Entries with figure data ::
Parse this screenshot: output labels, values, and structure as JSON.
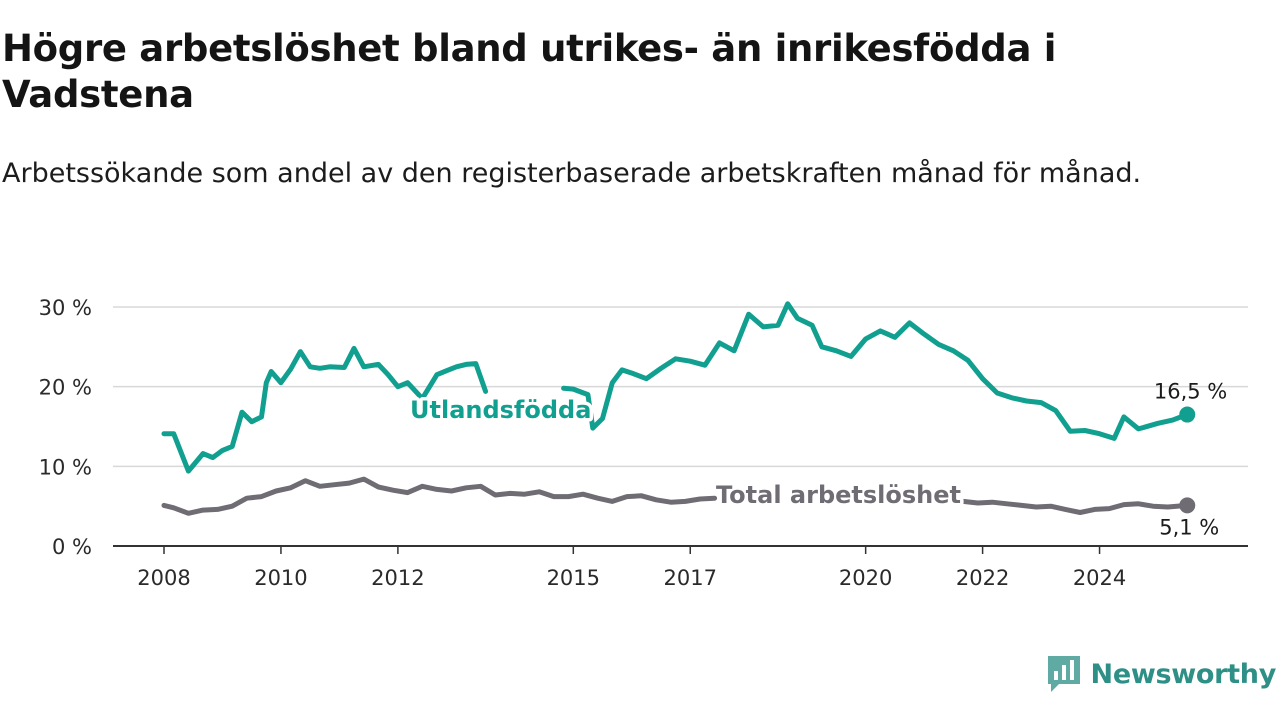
{
  "title": "Högre arbetslöshet bland utrikes- än inrikesfödda i Vadstena",
  "subtitle": "Arbetssökande som andel av den registerbaserade arbetskraften månad för månad.",
  "brand": {
    "name": "Newsworthy",
    "icon": "newsworthy-logo-icon"
  },
  "colors": {
    "foreign_born": "#119f90",
    "total": "#6f6c74",
    "grid": "#d8d8d8",
    "axis": "#333333"
  },
  "chart_data": {
    "type": "line",
    "title": "Högre arbetslöshet bland utrikes- än inrikesfödda i Vadstena",
    "subtitle": "Arbetssökande som andel av den registerbaserade arbetskraften månad för månad.",
    "xlabel": "",
    "ylabel": "",
    "ylim": [
      0,
      30
    ],
    "xlim": [
      "2008-01",
      "2025-09"
    ],
    "grid": "horizontal",
    "y_ticks": [
      0,
      10,
      20,
      30
    ],
    "y_tick_labels": [
      "0 %",
      "10 %",
      "20 %",
      "30 %"
    ],
    "x_ticks": [
      "2008",
      "2010",
      "2012",
      "2015",
      "2017",
      "2020",
      "2022",
      "2024"
    ],
    "series": [
      {
        "name": "Utlandsfödda",
        "end_label": "16,5 %",
        "points": [
          [
            "2008-01",
            14.1
          ],
          [
            "2008-03",
            14.1
          ],
          [
            "2008-06",
            9.4
          ],
          [
            "2008-09",
            11.6
          ],
          [
            "2008-11",
            11.1
          ],
          [
            "2009-01",
            12.0
          ],
          [
            "2009-03",
            12.5
          ],
          [
            "2009-05",
            16.8
          ],
          [
            "2009-07",
            15.6
          ],
          [
            "2009-09",
            16.2
          ],
          [
            "2009-10",
            20.5
          ],
          [
            "2009-11",
            21.9
          ],
          [
            "2010-01",
            20.5
          ],
          [
            "2010-03",
            22.2
          ],
          [
            "2010-05",
            24.4
          ],
          [
            "2010-07",
            22.5
          ],
          [
            "2010-09",
            22.3
          ],
          [
            "2010-11",
            22.5
          ],
          [
            "2011-02",
            22.4
          ],
          [
            "2011-04",
            24.8
          ],
          [
            "2011-06",
            22.5
          ],
          [
            "2011-09",
            22.8
          ],
          [
            "2011-11",
            21.5
          ],
          [
            "2012-01",
            20.0
          ],
          [
            "2012-03",
            20.5
          ],
          [
            "2012-06",
            18.5
          ],
          [
            "2012-09",
            21.5
          ],
          [
            "2012-11",
            22.0
          ],
          [
            "2013-01",
            22.5
          ],
          [
            "2013-03",
            22.8
          ],
          [
            "2013-05",
            22.9
          ],
          [
            "2013-07",
            19.4
          ],
          null,
          [
            "2014-11",
            19.8
          ],
          [
            "2015-01",
            19.7
          ],
          [
            "2015-04",
            19.0
          ],
          [
            "2015-05",
            14.8
          ],
          [
            "2015-07",
            16.0
          ],
          [
            "2015-09",
            20.5
          ],
          [
            "2015-11",
            22.1
          ],
          [
            "2016-01",
            21.7
          ],
          [
            "2016-04",
            21.0
          ],
          [
            "2016-07",
            22.3
          ],
          [
            "2016-10",
            23.5
          ],
          [
            "2017-01",
            23.2
          ],
          [
            "2017-04",
            22.7
          ],
          [
            "2017-07",
            25.5
          ],
          [
            "2017-10",
            24.5
          ],
          [
            "2018-01",
            29.1
          ],
          [
            "2018-04",
            27.5
          ],
          [
            "2018-07",
            27.7
          ],
          [
            "2018-09",
            30.4
          ],
          [
            "2018-11",
            28.6
          ],
          [
            "2019-02",
            27.7
          ],
          [
            "2019-04",
            25.0
          ],
          [
            "2019-07",
            24.5
          ],
          [
            "2019-10",
            23.8
          ],
          [
            "2020-01",
            26.0
          ],
          [
            "2020-04",
            27.0
          ],
          [
            "2020-07",
            26.2
          ],
          [
            "2020-10",
            28.0
          ],
          [
            "2021-01",
            26.6
          ],
          [
            "2021-04",
            25.3
          ],
          [
            "2021-07",
            24.5
          ],
          [
            "2021-10",
            23.3
          ],
          [
            "2022-01",
            21.0
          ],
          [
            "2022-04",
            19.2
          ],
          [
            "2022-07",
            18.6
          ],
          [
            "2022-10",
            18.2
          ],
          [
            "2023-01",
            18.0
          ],
          [
            "2023-04",
            17.0
          ],
          [
            "2023-07",
            14.4
          ],
          [
            "2023-10",
            14.5
          ],
          [
            "2024-01",
            14.1
          ],
          [
            "2024-04",
            13.5
          ],
          [
            "2024-06",
            16.2
          ],
          [
            "2024-09",
            14.7
          ],
          [
            "2025-01",
            15.4
          ],
          [
            "2025-04",
            15.8
          ],
          [
            "2025-07",
            16.5
          ]
        ]
      },
      {
        "name": "Total arbetslöshet",
        "end_label": "5,1 %",
        "points": [
          [
            "2008-01",
            5.1
          ],
          [
            "2008-03",
            4.8
          ],
          [
            "2008-06",
            4.1
          ],
          [
            "2008-09",
            4.5
          ],
          [
            "2008-12",
            4.6
          ],
          [
            "2009-03",
            5.0
          ],
          [
            "2009-06",
            6.0
          ],
          [
            "2009-09",
            6.2
          ],
          [
            "2009-12",
            6.9
          ],
          [
            "2010-03",
            7.3
          ],
          [
            "2010-06",
            8.2
          ],
          [
            "2010-09",
            7.5
          ],
          [
            "2010-12",
            7.7
          ],
          [
            "2011-03",
            7.9
          ],
          [
            "2011-06",
            8.4
          ],
          [
            "2011-09",
            7.4
          ],
          [
            "2011-12",
            7.0
          ],
          [
            "2012-03",
            6.7
          ],
          [
            "2012-06",
            7.5
          ],
          [
            "2012-09",
            7.1
          ],
          [
            "2012-12",
            6.9
          ],
          [
            "2013-03",
            7.3
          ],
          [
            "2013-06",
            7.5
          ],
          [
            "2013-09",
            6.4
          ],
          [
            "2013-12",
            6.6
          ],
          [
            "2014-03",
            6.5
          ],
          [
            "2014-06",
            6.8
          ],
          [
            "2014-09",
            6.2
          ],
          [
            "2014-12",
            6.2
          ],
          [
            "2015-03",
            6.5
          ],
          [
            "2015-06",
            6.0
          ],
          [
            "2015-09",
            5.6
          ],
          [
            "2015-12",
            6.2
          ],
          [
            "2016-03",
            6.3
          ],
          [
            "2016-06",
            5.8
          ],
          [
            "2016-09",
            5.5
          ],
          [
            "2016-12",
            5.6
          ],
          [
            "2017-03",
            5.9
          ],
          [
            "2017-06",
            6.0
          ],
          null,
          [
            "2021-09",
            5.6
          ],
          [
            "2021-12",
            5.4
          ],
          [
            "2022-03",
            5.5
          ],
          [
            "2022-06",
            5.3
          ],
          [
            "2022-09",
            5.1
          ],
          [
            "2022-12",
            4.9
          ],
          [
            "2023-03",
            5.0
          ],
          [
            "2023-06",
            4.6
          ],
          [
            "2023-09",
            4.2
          ],
          [
            "2023-12",
            4.6
          ],
          [
            "2024-03",
            4.7
          ],
          [
            "2024-06",
            5.2
          ],
          [
            "2024-09",
            5.3
          ],
          [
            "2024-12",
            5.0
          ],
          [
            "2025-03",
            4.9
          ],
          [
            "2025-07",
            5.1
          ]
        ]
      }
    ]
  }
}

Work to do ::
Your task is to collect every line above that contains the word "bland".

Full response ::
  "title": "Högre arbetslöshet bland utrikes- än inrikesfödda i Vadstena",
    "title": "Högre arbetslöshet bland utrikes- än inrikesfödda i Vadstena",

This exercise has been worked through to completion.